__Task to carry out__
Identify the lines that contain the string "اليمن" and report only how many there are.
## begin
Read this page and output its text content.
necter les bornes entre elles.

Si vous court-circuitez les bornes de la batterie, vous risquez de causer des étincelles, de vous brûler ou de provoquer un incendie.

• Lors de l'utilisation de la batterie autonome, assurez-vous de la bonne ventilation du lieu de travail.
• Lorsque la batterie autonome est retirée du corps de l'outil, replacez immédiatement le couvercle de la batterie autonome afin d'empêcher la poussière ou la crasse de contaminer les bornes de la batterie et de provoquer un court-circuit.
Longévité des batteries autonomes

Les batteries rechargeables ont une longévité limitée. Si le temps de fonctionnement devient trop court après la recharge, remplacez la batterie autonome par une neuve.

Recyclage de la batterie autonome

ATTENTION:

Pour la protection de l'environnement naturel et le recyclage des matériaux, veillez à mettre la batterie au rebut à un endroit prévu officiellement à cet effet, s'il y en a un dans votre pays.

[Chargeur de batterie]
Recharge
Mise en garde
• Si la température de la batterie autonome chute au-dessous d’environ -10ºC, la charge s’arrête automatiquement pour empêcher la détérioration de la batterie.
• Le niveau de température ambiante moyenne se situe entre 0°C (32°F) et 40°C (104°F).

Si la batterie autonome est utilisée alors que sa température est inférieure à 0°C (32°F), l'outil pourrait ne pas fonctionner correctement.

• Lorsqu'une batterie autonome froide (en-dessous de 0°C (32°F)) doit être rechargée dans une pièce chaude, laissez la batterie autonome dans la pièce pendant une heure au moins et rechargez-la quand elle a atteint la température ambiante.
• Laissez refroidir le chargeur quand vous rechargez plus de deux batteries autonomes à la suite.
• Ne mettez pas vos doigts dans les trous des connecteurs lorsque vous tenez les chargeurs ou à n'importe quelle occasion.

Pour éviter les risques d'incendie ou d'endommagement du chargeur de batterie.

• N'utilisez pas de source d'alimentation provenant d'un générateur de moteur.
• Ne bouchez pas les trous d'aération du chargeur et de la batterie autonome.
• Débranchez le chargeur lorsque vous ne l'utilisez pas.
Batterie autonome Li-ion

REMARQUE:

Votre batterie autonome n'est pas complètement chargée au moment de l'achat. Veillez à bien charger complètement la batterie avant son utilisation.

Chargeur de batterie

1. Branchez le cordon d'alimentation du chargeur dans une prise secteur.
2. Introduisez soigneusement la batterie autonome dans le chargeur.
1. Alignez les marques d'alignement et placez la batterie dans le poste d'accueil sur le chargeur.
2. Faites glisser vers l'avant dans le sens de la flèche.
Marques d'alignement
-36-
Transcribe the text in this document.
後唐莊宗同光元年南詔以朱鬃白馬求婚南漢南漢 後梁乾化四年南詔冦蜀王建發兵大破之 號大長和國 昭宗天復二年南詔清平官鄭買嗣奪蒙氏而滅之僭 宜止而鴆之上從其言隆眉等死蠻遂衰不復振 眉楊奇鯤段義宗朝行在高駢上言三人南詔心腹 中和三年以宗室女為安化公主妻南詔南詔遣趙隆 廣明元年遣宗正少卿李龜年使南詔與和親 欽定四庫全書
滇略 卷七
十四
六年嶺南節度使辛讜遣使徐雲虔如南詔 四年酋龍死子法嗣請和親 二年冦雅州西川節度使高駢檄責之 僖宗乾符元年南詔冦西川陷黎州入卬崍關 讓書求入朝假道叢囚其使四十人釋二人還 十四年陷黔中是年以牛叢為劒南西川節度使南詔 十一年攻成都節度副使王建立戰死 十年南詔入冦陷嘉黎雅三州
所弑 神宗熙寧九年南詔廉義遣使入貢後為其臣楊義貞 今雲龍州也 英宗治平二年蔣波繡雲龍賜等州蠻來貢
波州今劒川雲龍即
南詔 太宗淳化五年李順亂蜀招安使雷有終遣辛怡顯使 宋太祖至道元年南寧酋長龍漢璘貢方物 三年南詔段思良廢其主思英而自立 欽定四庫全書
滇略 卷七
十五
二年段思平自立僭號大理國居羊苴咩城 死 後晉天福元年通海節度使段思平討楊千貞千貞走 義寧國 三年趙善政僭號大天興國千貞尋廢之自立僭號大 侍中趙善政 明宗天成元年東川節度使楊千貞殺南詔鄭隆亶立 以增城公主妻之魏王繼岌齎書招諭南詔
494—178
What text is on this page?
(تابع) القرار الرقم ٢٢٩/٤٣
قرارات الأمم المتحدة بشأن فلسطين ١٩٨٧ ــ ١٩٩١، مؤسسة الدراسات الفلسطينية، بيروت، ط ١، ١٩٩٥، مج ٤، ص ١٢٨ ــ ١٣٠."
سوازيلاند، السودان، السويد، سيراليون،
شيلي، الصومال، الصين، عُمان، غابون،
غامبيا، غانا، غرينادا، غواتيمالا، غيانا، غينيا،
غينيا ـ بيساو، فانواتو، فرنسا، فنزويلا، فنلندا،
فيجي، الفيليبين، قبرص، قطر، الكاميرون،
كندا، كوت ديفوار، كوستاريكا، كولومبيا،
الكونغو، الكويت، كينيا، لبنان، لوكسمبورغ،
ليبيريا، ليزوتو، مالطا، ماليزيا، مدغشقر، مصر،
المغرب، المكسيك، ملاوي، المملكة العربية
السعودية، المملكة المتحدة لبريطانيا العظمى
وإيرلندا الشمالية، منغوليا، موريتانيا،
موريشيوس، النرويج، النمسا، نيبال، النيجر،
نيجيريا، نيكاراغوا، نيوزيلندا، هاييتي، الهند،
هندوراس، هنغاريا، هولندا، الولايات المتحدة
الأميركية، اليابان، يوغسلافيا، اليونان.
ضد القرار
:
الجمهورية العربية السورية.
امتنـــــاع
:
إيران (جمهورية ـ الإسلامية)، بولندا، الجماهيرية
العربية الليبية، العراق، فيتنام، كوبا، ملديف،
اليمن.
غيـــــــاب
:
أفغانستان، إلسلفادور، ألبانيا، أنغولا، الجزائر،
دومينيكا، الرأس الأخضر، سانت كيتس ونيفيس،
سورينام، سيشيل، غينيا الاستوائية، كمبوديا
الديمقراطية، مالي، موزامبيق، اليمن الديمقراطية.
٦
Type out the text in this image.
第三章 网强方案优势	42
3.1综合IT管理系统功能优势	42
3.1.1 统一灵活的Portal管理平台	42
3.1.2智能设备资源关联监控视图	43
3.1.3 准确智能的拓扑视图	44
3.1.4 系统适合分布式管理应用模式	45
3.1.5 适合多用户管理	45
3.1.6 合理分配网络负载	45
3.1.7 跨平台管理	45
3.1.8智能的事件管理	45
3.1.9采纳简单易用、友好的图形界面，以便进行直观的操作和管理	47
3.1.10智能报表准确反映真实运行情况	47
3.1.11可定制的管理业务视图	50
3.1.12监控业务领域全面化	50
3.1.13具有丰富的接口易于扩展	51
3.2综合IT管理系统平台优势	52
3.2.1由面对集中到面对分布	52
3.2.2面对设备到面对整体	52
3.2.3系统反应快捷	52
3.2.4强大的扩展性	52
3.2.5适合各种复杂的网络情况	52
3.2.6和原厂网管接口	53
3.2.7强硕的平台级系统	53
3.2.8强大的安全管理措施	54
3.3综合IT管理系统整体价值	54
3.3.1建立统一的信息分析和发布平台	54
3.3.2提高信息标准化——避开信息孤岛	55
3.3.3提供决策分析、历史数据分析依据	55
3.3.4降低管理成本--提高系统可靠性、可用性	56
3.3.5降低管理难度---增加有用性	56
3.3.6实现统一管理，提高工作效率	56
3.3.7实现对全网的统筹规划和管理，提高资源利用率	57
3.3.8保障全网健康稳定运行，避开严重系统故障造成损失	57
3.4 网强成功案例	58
## end
__Solution to this task__
2